[Collected data entries]
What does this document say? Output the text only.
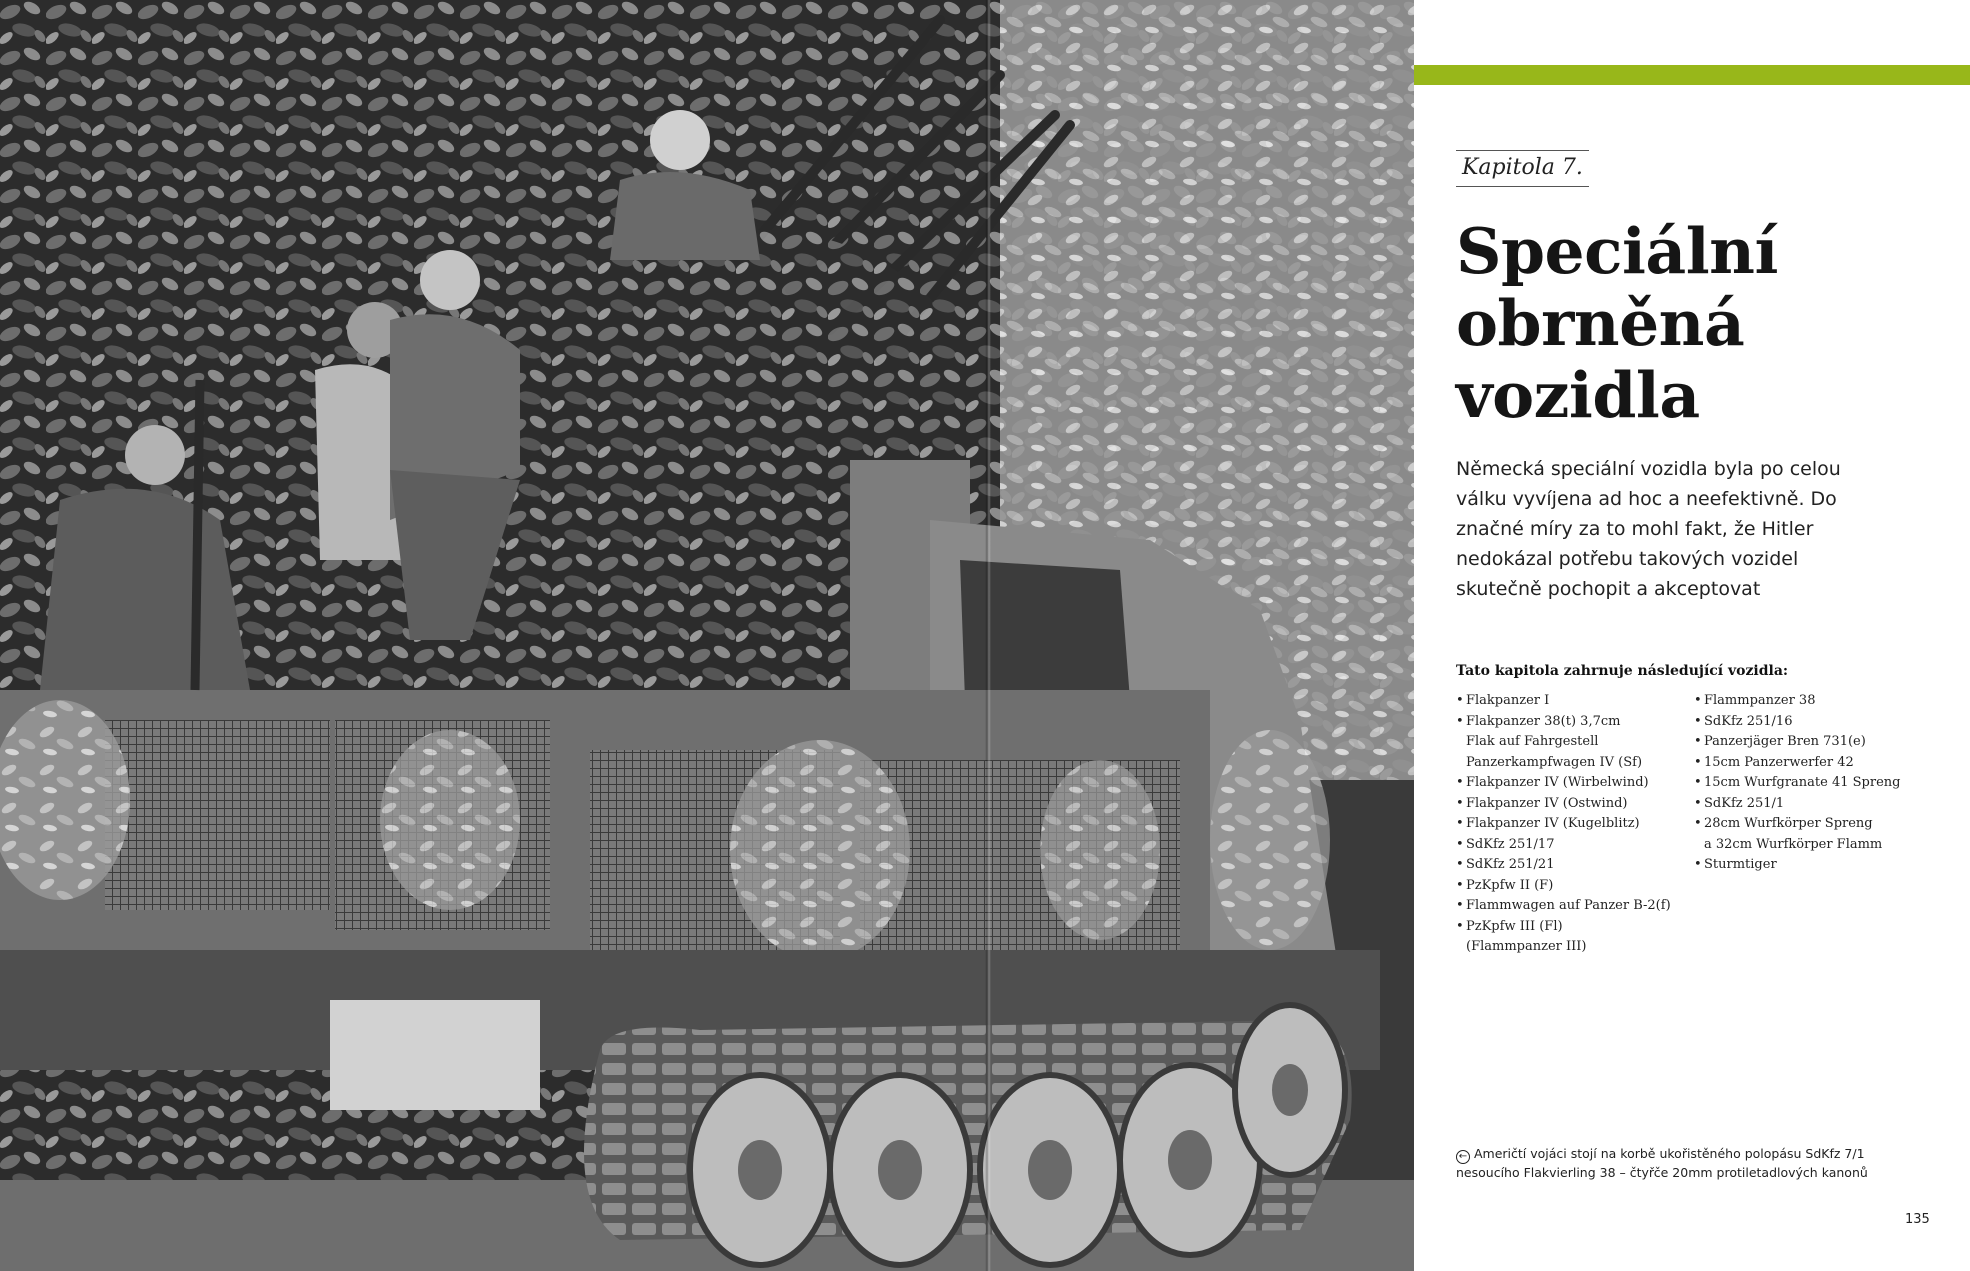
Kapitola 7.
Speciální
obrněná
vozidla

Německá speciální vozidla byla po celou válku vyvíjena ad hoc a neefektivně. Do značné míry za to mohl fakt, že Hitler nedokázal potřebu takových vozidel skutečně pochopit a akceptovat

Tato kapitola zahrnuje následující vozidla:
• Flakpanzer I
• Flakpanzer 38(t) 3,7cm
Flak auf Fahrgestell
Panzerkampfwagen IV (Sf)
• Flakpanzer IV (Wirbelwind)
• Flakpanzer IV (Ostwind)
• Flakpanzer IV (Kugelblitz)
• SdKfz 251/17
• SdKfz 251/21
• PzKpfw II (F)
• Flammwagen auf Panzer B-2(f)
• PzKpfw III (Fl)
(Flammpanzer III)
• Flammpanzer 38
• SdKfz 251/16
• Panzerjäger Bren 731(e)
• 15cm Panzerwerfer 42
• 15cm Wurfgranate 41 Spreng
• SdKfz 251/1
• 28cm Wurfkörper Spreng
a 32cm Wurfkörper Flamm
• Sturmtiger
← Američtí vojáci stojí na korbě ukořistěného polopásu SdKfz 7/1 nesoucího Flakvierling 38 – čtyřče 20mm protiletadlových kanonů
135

==

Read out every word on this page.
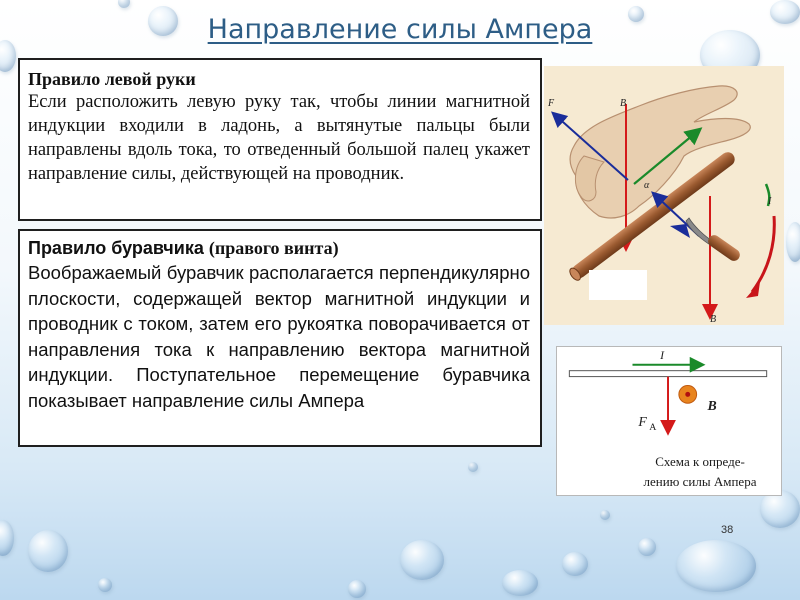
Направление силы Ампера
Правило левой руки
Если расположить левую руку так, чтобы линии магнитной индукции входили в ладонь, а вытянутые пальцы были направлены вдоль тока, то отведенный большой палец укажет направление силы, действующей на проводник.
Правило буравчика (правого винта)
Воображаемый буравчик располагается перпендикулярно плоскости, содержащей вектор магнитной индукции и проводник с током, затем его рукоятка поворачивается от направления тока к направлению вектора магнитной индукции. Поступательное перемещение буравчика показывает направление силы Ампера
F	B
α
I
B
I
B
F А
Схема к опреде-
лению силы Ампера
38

Required work ::
Find every line in the records that contains the word "Wurfkörper"; copy those lines.

Solution for this problem ::
• 28cm Wurfkörper Spreng
a 32cm Wurfkörper Flamm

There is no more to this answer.